(Recorded data)
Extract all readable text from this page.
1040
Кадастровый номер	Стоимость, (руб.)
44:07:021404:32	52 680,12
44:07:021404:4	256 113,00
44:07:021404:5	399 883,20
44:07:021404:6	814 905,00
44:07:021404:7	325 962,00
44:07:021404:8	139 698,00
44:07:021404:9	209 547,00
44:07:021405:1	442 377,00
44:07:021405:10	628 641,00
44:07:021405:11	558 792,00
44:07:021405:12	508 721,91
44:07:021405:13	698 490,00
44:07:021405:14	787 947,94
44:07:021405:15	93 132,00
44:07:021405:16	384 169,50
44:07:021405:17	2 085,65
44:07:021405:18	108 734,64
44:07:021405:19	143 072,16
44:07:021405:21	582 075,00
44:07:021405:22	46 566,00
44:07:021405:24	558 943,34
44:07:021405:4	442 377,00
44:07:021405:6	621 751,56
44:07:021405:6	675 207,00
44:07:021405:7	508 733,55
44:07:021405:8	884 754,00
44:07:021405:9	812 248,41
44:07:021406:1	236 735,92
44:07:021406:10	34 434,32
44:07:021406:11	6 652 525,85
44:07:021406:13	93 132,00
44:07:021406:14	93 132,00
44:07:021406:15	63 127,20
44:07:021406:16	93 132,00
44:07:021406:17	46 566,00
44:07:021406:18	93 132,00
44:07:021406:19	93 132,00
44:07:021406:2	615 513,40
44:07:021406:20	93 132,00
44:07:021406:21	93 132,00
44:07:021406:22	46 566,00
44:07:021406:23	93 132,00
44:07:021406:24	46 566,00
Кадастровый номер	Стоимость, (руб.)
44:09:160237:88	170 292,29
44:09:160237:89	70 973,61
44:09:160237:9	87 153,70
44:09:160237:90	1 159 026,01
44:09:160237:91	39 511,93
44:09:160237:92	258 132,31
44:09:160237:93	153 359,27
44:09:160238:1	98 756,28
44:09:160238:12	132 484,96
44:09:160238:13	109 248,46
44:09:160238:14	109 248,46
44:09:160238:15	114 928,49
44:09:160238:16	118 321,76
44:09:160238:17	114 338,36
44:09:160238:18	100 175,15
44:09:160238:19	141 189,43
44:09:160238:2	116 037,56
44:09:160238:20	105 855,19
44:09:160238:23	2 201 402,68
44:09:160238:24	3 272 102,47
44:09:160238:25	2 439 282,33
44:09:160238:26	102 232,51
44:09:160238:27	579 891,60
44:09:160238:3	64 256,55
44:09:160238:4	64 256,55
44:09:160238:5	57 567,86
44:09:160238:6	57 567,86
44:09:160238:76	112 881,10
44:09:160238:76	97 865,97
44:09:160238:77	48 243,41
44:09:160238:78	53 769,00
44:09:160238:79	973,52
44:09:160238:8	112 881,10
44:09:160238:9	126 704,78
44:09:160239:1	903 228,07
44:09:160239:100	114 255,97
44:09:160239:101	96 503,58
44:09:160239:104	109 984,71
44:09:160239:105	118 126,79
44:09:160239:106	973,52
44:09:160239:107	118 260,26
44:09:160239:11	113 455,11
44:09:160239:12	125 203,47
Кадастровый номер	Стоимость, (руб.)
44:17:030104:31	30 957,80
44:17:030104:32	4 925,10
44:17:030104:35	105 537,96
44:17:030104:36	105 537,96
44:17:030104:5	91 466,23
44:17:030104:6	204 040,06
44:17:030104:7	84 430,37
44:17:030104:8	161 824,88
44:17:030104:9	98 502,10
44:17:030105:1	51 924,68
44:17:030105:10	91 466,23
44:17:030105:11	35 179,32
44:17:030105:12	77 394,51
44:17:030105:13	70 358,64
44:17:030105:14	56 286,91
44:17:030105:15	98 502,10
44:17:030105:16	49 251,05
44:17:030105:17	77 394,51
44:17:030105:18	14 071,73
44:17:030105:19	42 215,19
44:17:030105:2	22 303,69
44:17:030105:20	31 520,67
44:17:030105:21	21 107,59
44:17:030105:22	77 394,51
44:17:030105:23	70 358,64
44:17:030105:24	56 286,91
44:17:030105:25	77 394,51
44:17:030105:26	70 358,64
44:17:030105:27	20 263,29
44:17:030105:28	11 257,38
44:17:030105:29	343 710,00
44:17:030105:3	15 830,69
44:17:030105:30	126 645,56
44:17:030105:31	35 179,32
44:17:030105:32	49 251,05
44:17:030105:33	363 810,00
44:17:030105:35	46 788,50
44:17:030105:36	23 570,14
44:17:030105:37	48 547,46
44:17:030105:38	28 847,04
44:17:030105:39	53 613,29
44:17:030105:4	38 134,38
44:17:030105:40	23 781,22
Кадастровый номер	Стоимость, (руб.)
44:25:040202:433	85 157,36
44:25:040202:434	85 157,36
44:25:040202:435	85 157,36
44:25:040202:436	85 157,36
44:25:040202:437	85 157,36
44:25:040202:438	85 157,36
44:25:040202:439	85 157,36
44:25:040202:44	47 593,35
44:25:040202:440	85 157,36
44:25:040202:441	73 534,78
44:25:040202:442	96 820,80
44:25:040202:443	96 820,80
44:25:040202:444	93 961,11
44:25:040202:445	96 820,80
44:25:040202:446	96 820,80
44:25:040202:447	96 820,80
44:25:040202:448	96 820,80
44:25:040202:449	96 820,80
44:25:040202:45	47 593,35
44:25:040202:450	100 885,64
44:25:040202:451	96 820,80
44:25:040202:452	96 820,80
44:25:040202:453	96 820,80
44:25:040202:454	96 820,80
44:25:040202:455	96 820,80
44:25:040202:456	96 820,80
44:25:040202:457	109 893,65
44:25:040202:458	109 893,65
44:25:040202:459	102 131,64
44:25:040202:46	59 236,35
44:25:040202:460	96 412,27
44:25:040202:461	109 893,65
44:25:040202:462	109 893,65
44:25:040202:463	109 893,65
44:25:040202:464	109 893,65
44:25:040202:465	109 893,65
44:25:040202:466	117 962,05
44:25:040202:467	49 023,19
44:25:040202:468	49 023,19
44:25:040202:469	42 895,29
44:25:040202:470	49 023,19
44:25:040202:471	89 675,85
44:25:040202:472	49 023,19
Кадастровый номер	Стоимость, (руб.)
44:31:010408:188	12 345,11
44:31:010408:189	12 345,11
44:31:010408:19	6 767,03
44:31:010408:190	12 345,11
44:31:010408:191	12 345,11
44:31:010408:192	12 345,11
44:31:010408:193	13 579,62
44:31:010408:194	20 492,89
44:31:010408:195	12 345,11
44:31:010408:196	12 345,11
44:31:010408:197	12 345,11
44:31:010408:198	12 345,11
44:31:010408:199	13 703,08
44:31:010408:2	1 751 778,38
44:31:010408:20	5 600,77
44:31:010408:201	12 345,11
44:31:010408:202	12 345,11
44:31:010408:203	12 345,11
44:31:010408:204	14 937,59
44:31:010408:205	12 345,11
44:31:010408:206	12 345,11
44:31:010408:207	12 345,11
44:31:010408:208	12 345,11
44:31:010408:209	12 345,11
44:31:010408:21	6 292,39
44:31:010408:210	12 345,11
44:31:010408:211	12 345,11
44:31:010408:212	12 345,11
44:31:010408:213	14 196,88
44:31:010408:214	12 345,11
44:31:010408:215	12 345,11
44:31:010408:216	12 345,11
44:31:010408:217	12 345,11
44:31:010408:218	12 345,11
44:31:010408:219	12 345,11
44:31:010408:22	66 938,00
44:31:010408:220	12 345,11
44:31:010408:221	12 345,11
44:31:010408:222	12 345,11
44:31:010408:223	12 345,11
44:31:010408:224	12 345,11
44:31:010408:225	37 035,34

## Work to complete
Output the listing above exactly as it appears.

## Answer in full
Extract all readable text from this page.
1040
Кадастровый номер	Стоимость, (руб.)
44:07:021404:32	52 680,12
44:07:021404:4	256 113,00
44:07:021404:5	399 883,20
44:07:021404:6	814 905,00
44:07:021404:7	325 962,00
44:07:021404:8	139 698,00
44:07:021404:9	209 547,00
44:07:021405:1	442 377,00
44:07:021405:10	628 641,00
44:07:021405:11	558 792,00
44:07:021405:12	508 721,91
44:07:021405:13	698 490,00
44:07:021405:14	787 947,94
44:07:021405:15	93 132,00
44:07:021405:16	384 169,50
44:07:021405:17	2 085,65
44:07:021405:18	108 734,64
44:07:021405:19	143 072,16
44:07:021405:21	582 075,00
44:07:021405:22	46 566,00
44:07:021405:24	558 943,34
44:07:021405:4	442 377,00
44:07:021405:6	621 751,56
44:07:021405:6	675 207,00
44:07:021405:7	508 733,55
44:07:021405:8	884 754,00
44:07:021405:9	812 248,41
44:07:021406:1	236 735,92
44:07:021406:10	34 434,32
44:07:021406:11	6 652 525,85
44:07:021406:13	93 132,00
44:07:021406:14	93 132,00
44:07:021406:15	63 127,20
44:07:021406:16	93 132,00
44:07:021406:17	46 566,00
44:07:021406:18	93 132,00
44:07:021406:19	93 132,00
44:07:021406:2	615 513,40
44:07:021406:20	93 132,00
44:07:021406:21	93 132,00
44:07:021406:22	46 566,00
44:07:021406:23	93 132,00
44:07:021406:24	46 566,00
Кадастровый номер	Стоимость, (руб.)
44:09:160237:88	170 292,29
44:09:160237:89	70 973,61
44:09:160237:9	87 153,70
44:09:160237:90	1 159 026,01
44:09:160237:91	39 511,93
44:09:160237:92	258 132,31
44:09:160237:93	153 359,27
44:09:160238:1	98 756,28
44:09:160238:12	132 484,96
44:09:160238:13	109 248,46
44:09:160238:14	109 248,46
44:09:160238:15	114 928,49
44:09:160238:16	118 321,76
44:09:160238:17	114 338,36
44:09:160238:18	100 175,15
44:09:160238:19	141 189,43
44:09:160238:2	116 037,56
44:09:160238:20	105 855,19
44:09:160238:23	2 201 402,68
44:09:160238:24	3 272 102,47
44:09:160238:25	2 439 282,33
44:09:160238:26	102 232,51
44:09:160238:27	579 891,60
44:09:160238:3	64 256,55
44:09:160238:4	64 256,55
44:09:160238:5	57 567,86
44:09:160238:6	57 567,86
44:09:160238:76	112 881,10
44:09:160238:76	97 865,97
44:09:160238:77	48 243,41
44:09:160238:78	53 769,00
44:09:160238:79	973,52
44:09:160238:8	112 881,10
44:09:160238:9	126 704,78
44:09:160239:1	903 228,07
44:09:160239:100	114 255,97
44:09:160239:101	96 503,58
44:09:160239:104	109 984,71
44:09:160239:105	118 126,79
44:09:160239:106	973,52
44:09:160239:107	118 260,26
44:09:160239:11	113 455,11
44:09:160239:12	125 203,47
Кадастровый номер	Стоимость, (руб.)
44:17:030104:31	30 957,80
44:17:030104:32	4 925,10
44:17:030104:35	105 537,96
44:17:030104:36	105 537,96
44:17:030104:5	91 466,23
44:17:030104:6	204 040,06
44:17:030104:7	84 430,37
44:17:030104:8	161 824,88
44:17:030104:9	98 502,10
44:17:030105:1	51 924,68
44:17:030105:10	91 466,23
44:17:030105:11	35 179,32
44:17:030105:12	77 394,51
44:17:030105:13	70 358,64
44:17:030105:14	56 286,91
44:17:030105:15	98 502,10
44:17:030105:16	49 251,05
44:17:030105:17	77 394,51
44:17:030105:18	14 071,73
44:17:030105:19	42 215,19
44:17:030105:2	22 303,69
44:17:030105:20	31 520,67
44:17:030105:21	21 107,59
44:17:030105:22	77 394,51
44:17:030105:23	70 358,64
44:17:030105:24	56 286,91
44:17:030105:25	77 394,51
44:17:030105:26	70 358,64
44:17:030105:27	20 263,29
44:17:030105:28	11 257,38
44:17:030105:29	343 710,00
44:17:030105:3	15 830,69
44:17:030105:30	126 645,56
44:17:030105:31	35 179,32
44:17:030105:32	49 251,05
44:17:030105:33	363 810,00
44:17:030105:35	46 788,50
44:17:030105:36	23 570,14
44:17:030105:37	48 547,46
44:17:030105:38	28 847,04
44:17:030105:39	53 613,29
44:17:030105:4	38 134,38
44:17:030105:40	23 781,22
Кадастровый номер	Стоимость, (руб.)
44:25:040202:433	85 157,36
44:25:040202:434	85 157,36
44:25:040202:435	85 157,36
44:25:040202:436	85 157,36
44:25:040202:437	85 157,36
44:25:040202:438	85 157,36
44:25:040202:439	85 157,36
44:25:040202:44	47 593,35
44:25:040202:440	85 157,36
44:25:040202:441	73 534,78
44:25:040202:442	96 820,80
44:25:040202:443	96 820,80
44:25:040202:444	93 961,11
44:25:040202:445	96 820,80
44:25:040202:446	96 820,80
44:25:040202:447	96 820,80
44:25:040202:448	96 820,80
44:25:040202:449	96 820,80
44:25:040202:45	47 593,35
44:25:040202:450	100 885,64
44:25:040202:451	96 820,80
44:25:040202:452	96 820,80
44:25:040202:453	96 820,80
44:25:040202:454	96 820,80
44:25:040202:455	96 820,80
44:25:040202:456	96 820,80
44:25:040202:457	109 893,65
44:25:040202:458	109 893,65
44:25:040202:459	102 131,64
44:25:040202:46	59 236,35
44:25:040202:460	96 412,27
44:25:040202:461	109 893,65
44:25:040202:462	109 893,65
44:25:040202:463	109 893,65
44:25:040202:464	109 893,65
44:25:040202:465	109 893,65
44:25:040202:466	117 962,05
44:25:040202:467	49 023,19
44:25:040202:468	49 023,19
44:25:040202:469	42 895,29
44:25:040202:470	49 023,19
44:25:040202:471	89 675,85
44:25:040202:472	49 023,19
Кадастровый номер	Стоимость, (руб.)
44:31:010408:188	12 345,11
44:31:010408:189	12 345,11
44:31:010408:19	6 767,03
44:31:010408:190	12 345,11
44:31:010408:191	12 345,11
44:31:010408:192	12 345,11
44:31:010408:193	13 579,62
44:31:010408:194	20 492,89
44:31:010408:195	12 345,11
44:31:010408:196	12 345,11
44:31:010408:197	12 345,11
44:31:010408:198	12 345,11
44:31:010408:199	13 703,08
44:31:010408:2	1 751 778,38
44:31:010408:20	5 600,77
44:31:010408:201	12 345,11
44:31:010408:202	12 345,11
44:31:010408:203	12 345,11
44:31:010408:204	14 937,59
44:31:010408:205	12 345,11
44:31:010408:206	12 345,11
44:31:010408:207	12 345,11
44:31:010408:208	12 345,11
44:31:010408:209	12 345,11
44:31:010408:21	6 292,39
44:31:010408:210	12 345,11
44:31:010408:211	12 345,11
44:31:010408:212	12 345,11
44:31:010408:213	14 196,88
44:31:010408:214	12 345,11
44:31:010408:215	12 345,11
44:31:010408:216	12 345,11
44:31:010408:217	12 345,11
44:31:010408:218	12 345,11
44:31:010408:219	12 345,11
44:31:010408:22	66 938,00
44:31:010408:220	12 345,11
44:31:010408:221	12 345,11
44:31:010408:222	12 345,11
44:31:010408:223	12 345,11
44:31:010408:224	12 345,11
44:31:010408:225	37 035,34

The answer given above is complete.